• INPUT FOR THIS TASK:
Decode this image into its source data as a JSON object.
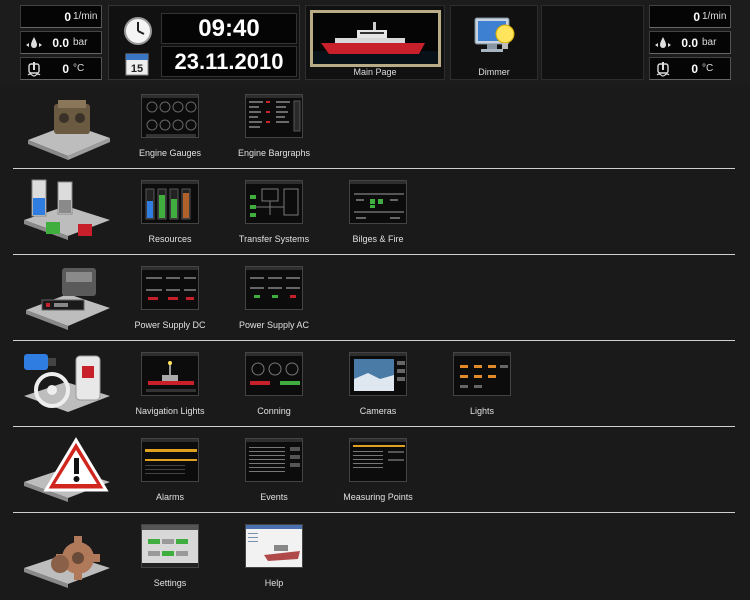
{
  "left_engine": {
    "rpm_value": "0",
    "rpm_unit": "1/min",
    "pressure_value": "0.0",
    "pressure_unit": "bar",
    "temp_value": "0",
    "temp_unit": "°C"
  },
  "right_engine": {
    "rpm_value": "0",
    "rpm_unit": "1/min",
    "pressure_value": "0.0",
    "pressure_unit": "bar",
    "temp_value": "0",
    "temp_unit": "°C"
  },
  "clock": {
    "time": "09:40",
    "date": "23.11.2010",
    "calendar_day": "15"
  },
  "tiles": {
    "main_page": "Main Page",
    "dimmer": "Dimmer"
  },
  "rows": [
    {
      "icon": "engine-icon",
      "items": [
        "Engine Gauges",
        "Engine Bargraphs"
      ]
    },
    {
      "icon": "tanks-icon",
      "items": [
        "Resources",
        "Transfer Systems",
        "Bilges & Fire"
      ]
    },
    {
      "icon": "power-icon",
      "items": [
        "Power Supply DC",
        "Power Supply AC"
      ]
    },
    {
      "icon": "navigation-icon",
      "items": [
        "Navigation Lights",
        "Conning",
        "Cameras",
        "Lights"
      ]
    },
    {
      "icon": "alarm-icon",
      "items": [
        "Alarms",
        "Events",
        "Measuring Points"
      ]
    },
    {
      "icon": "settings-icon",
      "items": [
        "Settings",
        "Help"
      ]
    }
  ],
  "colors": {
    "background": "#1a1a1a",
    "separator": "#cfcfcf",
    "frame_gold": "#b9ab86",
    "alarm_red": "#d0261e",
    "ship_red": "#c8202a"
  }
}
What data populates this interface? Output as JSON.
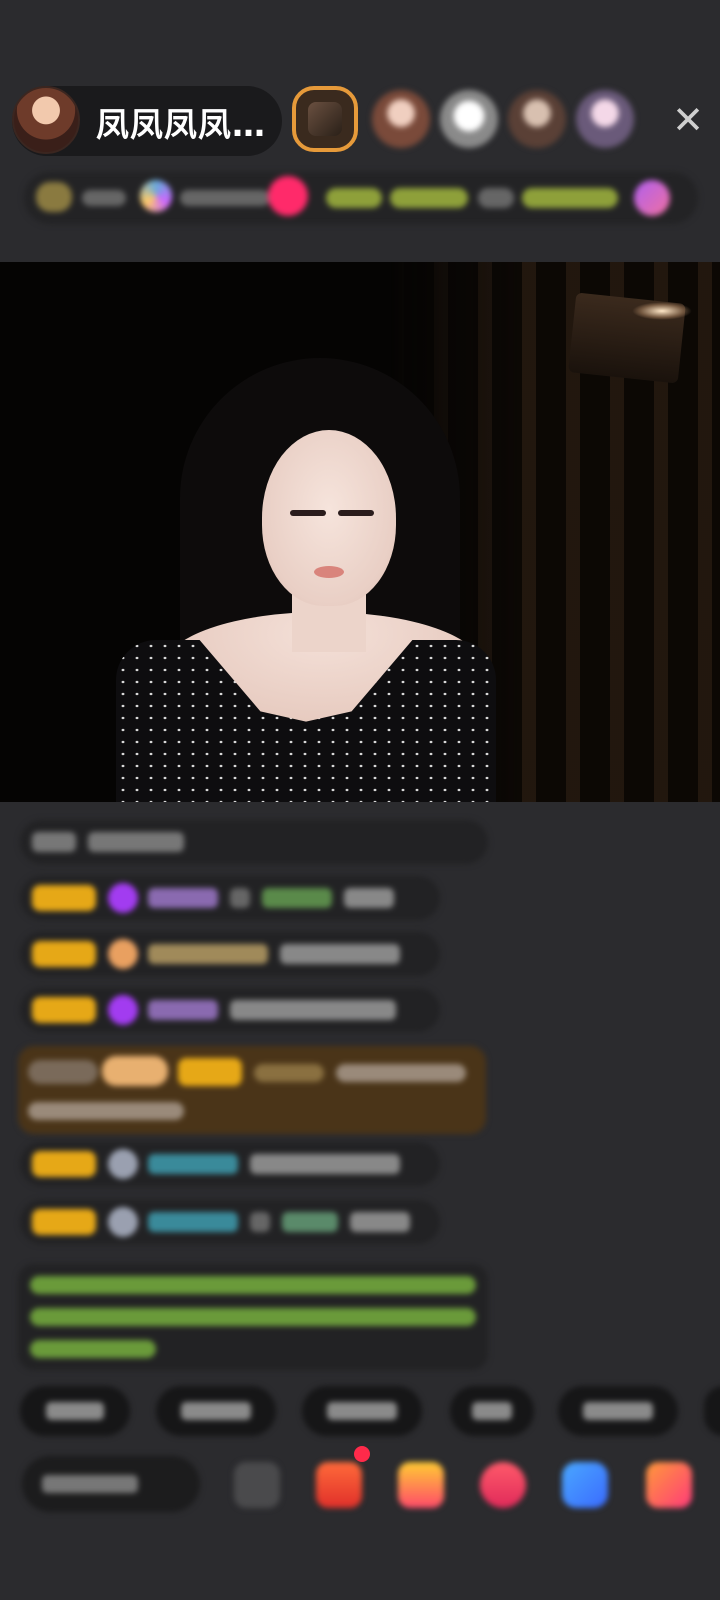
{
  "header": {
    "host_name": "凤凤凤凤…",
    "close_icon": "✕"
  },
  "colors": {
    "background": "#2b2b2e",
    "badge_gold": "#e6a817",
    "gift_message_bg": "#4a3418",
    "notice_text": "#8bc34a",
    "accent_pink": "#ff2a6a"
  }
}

• SHORT TASK: Print out the whole of the material word for word, without pictures.

• ANSWER FOR THE TASK:
Decode this image into its source data as a JSON object.
{
  "left_engine": {
    "rpm_value": "0",
    "rpm_unit": "1/min",
    "pressure_value": "0.0",
    "pressure_unit": "bar",
    "temp_value": "0",
    "temp_unit": "°C"
  },
  "right_engine": {
    "rpm_value": "0",
    "rpm_unit": "1/min",
    "pressure_value": "0.0",
    "pressure_unit": "bar",
    "temp_value": "0",
    "temp_unit": "°C"
  },
  "clock": {
    "time": "09:40",
    "date": "23.11.2010",
    "calendar_day": "15"
  },
  "tiles": {
    "main_page": "Main Page",
    "dimmer": "Dimmer"
  },
  "rows": [
    {
      "icon": "engine-icon",
      "items": [
        "Engine Gauges",
        "Engine Bargraphs"
      ]
    },
    {
      "icon": "tanks-icon",
      "items": [
        "Resources",
        "Transfer Systems",
        "Bilges & Fire"
      ]
    },
    {
      "icon": "power-icon",
      "items": [
        "Power Supply DC",
        "Power Supply AC"
      ]
    },
    {
      "icon": "navigation-icon",
      "items": [
        "Navigation Lights",
        "Conning",
        "Cameras",
        "Lights"
      ]
    },
    {
      "icon": "alarm-icon",
      "items": [
        "Alarms",
        "Events",
        "Measuring Points"
      ]
    },
    {
      "icon": "settings-icon",
      "items": [
        "Settings",
        "Help"
      ]
    }
  ],
  "colors": {
    "background": "#1a1a1a",
    "separator": "#cfcfcf",
    "frame_gold": "#b9ab86",
    "alarm_red": "#d0261e",
    "ship_red": "#c8202a"
  }
}
What data populates this interface? Output as JSON.
{
  "header": {
    "host_name": "凤凤凤凤…",
    "close_icon": "✕"
  },
  "colors": {
    "background": "#2b2b2e",
    "badge_gold": "#e6a817",
    "gift_message_bg": "#4a3418",
    "notice_text": "#8bc34a",
    "accent_pink": "#ff2a6a"
  }
}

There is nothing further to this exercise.